Information provided start

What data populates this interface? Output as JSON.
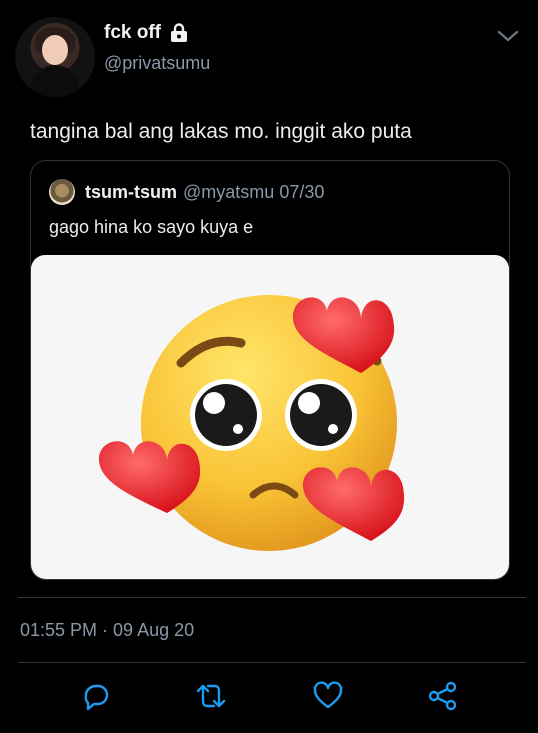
{
  "tweet": {
    "display_name": "fck off",
    "handle": "@privatsumu",
    "text": "tangina bal ang lakas mo. inggit ako puta",
    "timestamp": "01:55 PM · 09 Aug 20",
    "icons": {
      "lock": "lock-icon",
      "menu": "chevron-down-icon",
      "reply": "reply-icon",
      "retweet": "retweet-icon",
      "like": "heart-icon",
      "share": "share-icon"
    }
  },
  "quoted": {
    "display_name": "tsum-tsum",
    "handle": "@myatsmu",
    "date": "07/30",
    "text": "gago hina ko sayo kuya e",
    "media": "pleading-face-emoji-with-hearts"
  },
  "colors": {
    "background": "#000000",
    "muted": "#8b98a5",
    "border": "#2f3336"
  }
}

Information provided end

> _Required task_
Exclude the pictures, and transcribe all of the material exactly.

> _Response_
What data populates this interface? Output as JSON.
{
  "tweet": {
    "display_name": "fck off",
    "handle": "@privatsumu",
    "text": "tangina bal ang lakas mo. inggit ako puta",
    "timestamp": "01:55 PM · 09 Aug 20",
    "icons": {
      "lock": "lock-icon",
      "menu": "chevron-down-icon",
      "reply": "reply-icon",
      "retweet": "retweet-icon",
      "like": "heart-icon",
      "share": "share-icon"
    }
  },
  "quoted": {
    "display_name": "tsum-tsum",
    "handle": "@myatsmu",
    "date": "07/30",
    "text": "gago hina ko sayo kuya e",
    "media": "pleading-face-emoji-with-hearts"
  },
  "colors": {
    "background": "#000000",
    "muted": "#8b98a5",
    "border": "#2f3336"
  }
}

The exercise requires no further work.